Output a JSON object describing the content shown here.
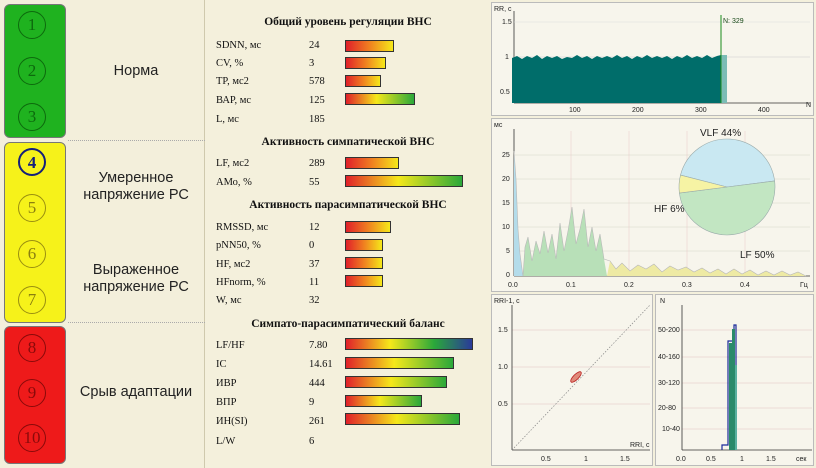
{
  "scale": {
    "levels": [
      "1",
      "2",
      "3",
      "4",
      "5",
      "6",
      "7",
      "8",
      "9",
      "10"
    ],
    "active_level": "4",
    "zones": {
      "norm": "Норма",
      "moderate": "Умеренное напряжение РС",
      "expressed": "Выраженное напряжение РС",
      "failure": "Срыв адаптации"
    },
    "colors": {
      "green": "#1fb21f",
      "yellow": "#f6f21a",
      "red": "#ee1a1a"
    }
  },
  "sections": [
    {
      "title": "Общий уровень регуляции ВНС",
      "rows": [
        {
          "name": "SDNN, мс",
          "value": "24",
          "level": 0.38
        },
        {
          "name": "CV, %",
          "value": "3",
          "level": 0.32
        },
        {
          "name": "TP, мс2",
          "value": "578",
          "level": 0.28
        },
        {
          "name": "ВАР, мс",
          "value": "125",
          "level": 0.55
        },
        {
          "name": "L, мс",
          "value": "185",
          "level": 0
        }
      ]
    },
    {
      "title": "Активность симпатической ВНС",
      "rows": [
        {
          "name": "LF, мс2",
          "value": "289",
          "level": 0.42
        },
        {
          "name": "АМо, %",
          "value": "55",
          "level": 0.92
        }
      ]
    },
    {
      "title": "Активность парасимпатической ВНС",
      "rows": [
        {
          "name": "RMSSD, мс",
          "value": "12",
          "level": 0.36
        },
        {
          "name": "pNN50, %",
          "value": "0",
          "level": 0.3
        },
        {
          "name": "HF, мс2",
          "value": "37",
          "level": 0.3
        },
        {
          "name": "HFnorm, %",
          "value": "11",
          "level": 0.3
        },
        {
          "name": "W, мс",
          "value": "32",
          "level": 0
        }
      ]
    },
    {
      "title": "Симпато-парасимпатический баланс",
      "rows": [
        {
          "name": "LF/HF",
          "value": "7.80",
          "level": 1.0
        },
        {
          "name": "IC",
          "value": "14.61",
          "level": 0.85
        },
        {
          "name": "ИВР",
          "value": "444",
          "level": 0.8
        },
        {
          "name": "ВПР",
          "value": "9",
          "level": 0.6
        },
        {
          "name": "ИН(SI)",
          "value": "261",
          "level": 0.9
        },
        {
          "name": "L/W",
          "value": "6",
          "level": 0
        }
      ]
    }
  ],
  "charts": {
    "rhythm": {
      "ylabel": "RR, с",
      "xlabel": "N",
      "marker": "N: 329",
      "yticks": [
        "1.5",
        "1",
        "0.5"
      ],
      "xticks": [
        "100",
        "200",
        "300",
        "400"
      ],
      "fill_color": "#006d6a"
    },
    "spectrum": {
      "ylabel": "мс",
      "xlabel": "Гц",
      "yticks": [
        "25",
        "20",
        "15",
        "10",
        "5",
        "0"
      ],
      "xticks": [
        "0.0",
        "0.1",
        "0.2",
        "0.3",
        "0.4"
      ],
      "pie_labels": {
        "vlf": "VLF 44%",
        "hf": "HF  6%",
        "lf": "LF 50%"
      },
      "pie": [
        {
          "name": "VLF",
          "value": 44,
          "color": "#c9e8f2"
        },
        {
          "name": "HF",
          "value": 6,
          "color": "#f6f3a4"
        },
        {
          "name": "LF",
          "value": 50,
          "color": "#c2e6c2"
        }
      ]
    },
    "scatter": {
      "ylabel": "RRI-1, с",
      "xlabel": "RRI, с",
      "yticks": [
        "1.5",
        "1.0",
        "0.5"
      ],
      "xticks": [
        "0.5",
        "1",
        "1.5"
      ]
    },
    "histogram": {
      "ylabel": "N",
      "xlabel": "сек",
      "yticks": [
        "50-200",
        "40-160",
        "30-120",
        "20-80",
        "10-40"
      ],
      "xticks": [
        "0.0",
        "0.5",
        "1",
        "1.5"
      ]
    }
  }
}
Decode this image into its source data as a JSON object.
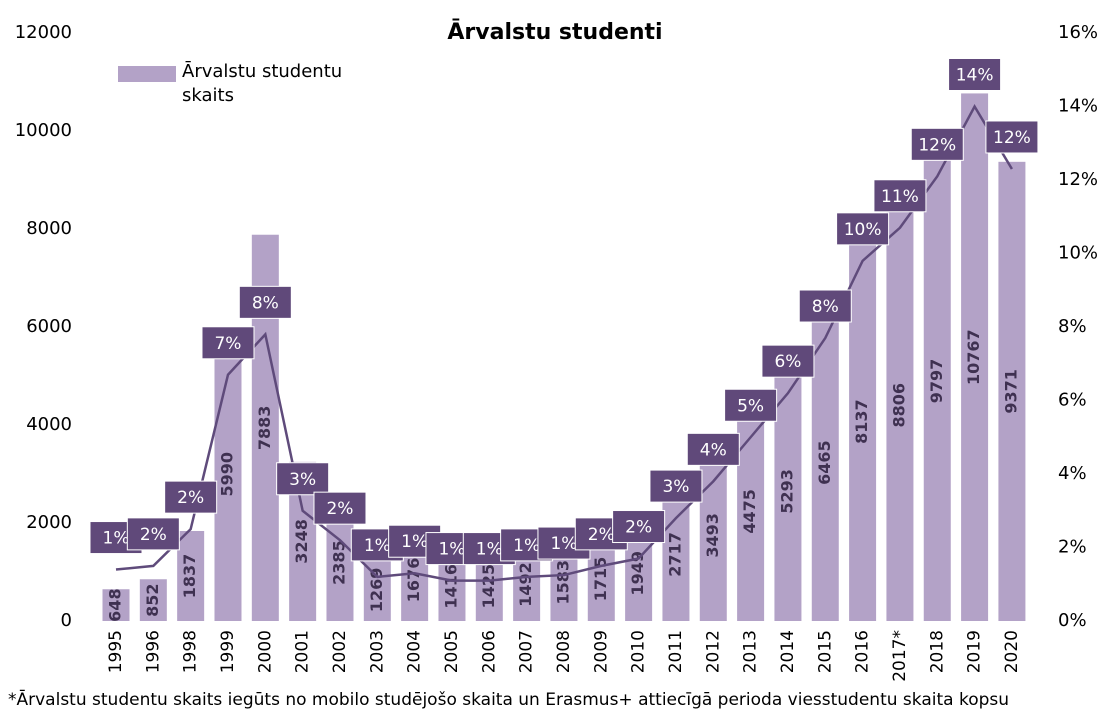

_ _ _ _ _

• [What the task requires]: Can you retype every record above exactly, leaving out the pictures?

• [Result]:
Output a JSON object describing the content shown here.
{
  "scale": {
    "levels": [
      "1",
      "2",
      "3",
      "4",
      "5",
      "6",
      "7",
      "8",
      "9",
      "10"
    ],
    "active_level": "4",
    "zones": {
      "norm": "Норма",
      "moderate": "Умеренное напряжение РС",
      "expressed": "Выраженное напряжение РС",
      "failure": "Срыв адаптации"
    },
    "colors": {
      "green": "#1fb21f",
      "yellow": "#f6f21a",
      "red": "#ee1a1a"
    }
  },
  "sections": [
    {
      "title": "Общий уровень регуляции ВНС",
      "rows": [
        {
          "name": "SDNN, мс",
          "value": "24",
          "level": 0.38
        },
        {
          "name": "CV, %",
          "value": "3",
          "level": 0.32
        },
        {
          "name": "TP, мс2",
          "value": "578",
          "level": 0.28
        },
        {
          "name": "ВАР, мс",
          "value": "125",
          "level": 0.55
        },
        {
          "name": "L, мс",
          "value": "185",
          "level": 0
        }
      ]
    },
    {
      "title": "Активность симпатической ВНС",
      "rows": [
        {
          "name": "LF, мс2",
          "value": "289",
          "level": 0.42
        },
        {
          "name": "АМо, %",
          "value": "55",
          "level": 0.92
        }
      ]
    },
    {
      "title": "Активность парасимпатической ВНС",
      "rows": [
        {
          "name": "RMSSD, мс",
          "value": "12",
          "level": 0.36
        },
        {
          "name": "pNN50, %",
          "value": "0",
          "level": 0.3
        },
        {
          "name": "HF, мс2",
          "value": "37",
          "level": 0.3
        },
        {
          "name": "HFnorm, %",
          "value": "11",
          "level": 0.3
        },
        {
          "name": "W, мс",
          "value": "32",
          "level": 0
        }
      ]
    },
    {
      "title": "Симпато-парасимпатический баланс",
      "rows": [
        {
          "name": "LF/HF",
          "value": "7.80",
          "level": 1.0
        },
        {
          "name": "IC",
          "value": "14.61",
          "level": 0.85
        },
        {
          "name": "ИВР",
          "value": "444",
          "level": 0.8
        },
        {
          "name": "ВПР",
          "value": "9",
          "level": 0.6
        },
        {
          "name": "ИН(SI)",
          "value": "261",
          "level": 0.9
        },
        {
          "name": "L/W",
          "value": "6",
          "level": 0
        }
      ]
    }
  ],
  "charts": {
    "rhythm": {
      "ylabel": "RR, с",
      "xlabel": "N",
      "marker": "N: 329",
      "yticks": [
        "1.5",
        "1",
        "0.5"
      ],
      "xticks": [
        "100",
        "200",
        "300",
        "400"
      ],
      "fill_color": "#006d6a"
    },
    "spectrum": {
      "ylabel": "мс",
      "xlabel": "Гц",
      "yticks": [
        "25",
        "20",
        "15",
        "10",
        "5",
        "0"
      ],
      "xticks": [
        "0.0",
        "0.1",
        "0.2",
        "0.3",
        "0.4"
      ],
      "pie_labels": {
        "vlf": "VLF 44%",
        "hf": "HF  6%",
        "lf": "LF 50%"
      },
      "pie": [
        {
          "name": "VLF",
          "value": 44,
          "color": "#c9e8f2"
        },
        {
          "name": "HF",
          "value": 6,
          "color": "#f6f3a4"
        },
        {
          "name": "LF",
          "value": 50,
          "color": "#c2e6c2"
        }
      ]
    },
    "scatter": {
      "ylabel": "RRI-1, с",
      "xlabel": "RRI, с",
      "yticks": [
        "1.5",
        "1.0",
        "0.5"
      ],
      "xticks": [
        "0.5",
        "1",
        "1.5"
      ]
    },
    "histogram": {
      "ylabel": "N",
      "xlabel": "сек",
      "yticks": [
        "50-200",
        "40-160",
        "30-120",
        "20-80",
        "10-40"
      ],
      "xticks": [
        "0.0",
        "0.5",
        "1",
        "1.5"
      ]
    }
  }
}
Decode this image into its source data as a JSON object.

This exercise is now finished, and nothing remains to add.